EXERCISE DESCRIPTION -> Transcribe the listing verbatim. Do not carry over any pictures.

* Begin RECORDS FOR THIS EXERCISE *

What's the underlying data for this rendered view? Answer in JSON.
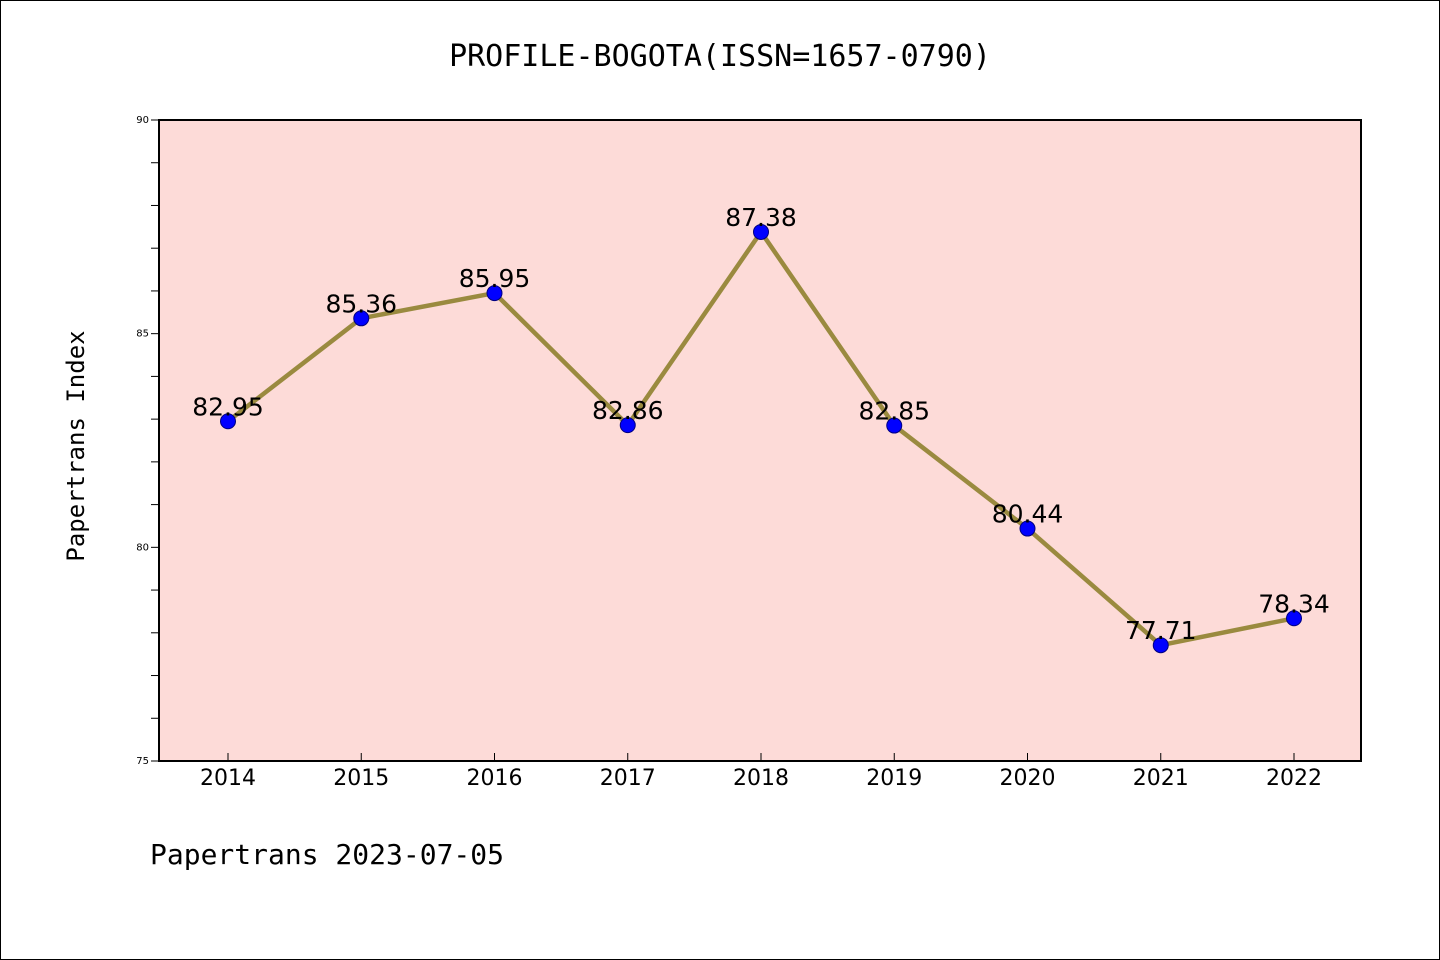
{
  "chart_data": {
    "type": "line",
    "title": "PROFILE-BOGOTA(ISSN=1657-0790)",
    "xlabel": "",
    "ylabel": "Papertrans Index",
    "footer": "Papertrans 2023-07-05",
    "categories": [
      "2014",
      "2015",
      "2016",
      "2017",
      "2018",
      "2019",
      "2020",
      "2021",
      "2022"
    ],
    "series": [
      {
        "values": [
          82.95,
          85.36,
          85.95,
          82.86,
          87.38,
          82.85,
          80.44,
          77.71,
          78.34
        ],
        "data_labels": [
          "82.95",
          "85.36",
          "85.95",
          "82.86",
          "87.38",
          "82.85",
          "80.44",
          "77.71",
          "78.34"
        ]
      }
    ],
    "ylim": [
      75,
      90
    ],
    "yticks": [
      "75",
      "80",
      "85",
      "90"
    ],
    "grid": false,
    "colors": {
      "plot_background": "#fddbd8",
      "line": "#9a8a3f",
      "marker": "#0000ff",
      "axis": "#000000"
    }
  }
}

* End RECORDS FOR THIS EXERCISE *

TASK RESPONSE ->
What's the underlying data for this rendered view? Answer in JSON.
{
  "chart_data": {
    "type": "line",
    "title": "PROFILE-BOGOTA(ISSN=1657-0790)",
    "xlabel": "",
    "ylabel": "Papertrans Index",
    "footer": "Papertrans 2023-07-05",
    "categories": [
      "2014",
      "2015",
      "2016",
      "2017",
      "2018",
      "2019",
      "2020",
      "2021",
      "2022"
    ],
    "series": [
      {
        "values": [
          82.95,
          85.36,
          85.95,
          82.86,
          87.38,
          82.85,
          80.44,
          77.71,
          78.34
        ],
        "data_labels": [
          "82.95",
          "85.36",
          "85.95",
          "82.86",
          "87.38",
          "82.85",
          "80.44",
          "77.71",
          "78.34"
        ]
      }
    ],
    "ylim": [
      75,
      90
    ],
    "yticks": [
      "75",
      "80",
      "85",
      "90"
    ],
    "grid": false,
    "colors": {
      "plot_background": "#fddbd8",
      "line": "#9a8a3f",
      "marker": "#0000ff",
      "axis": "#000000"
    }
  }
}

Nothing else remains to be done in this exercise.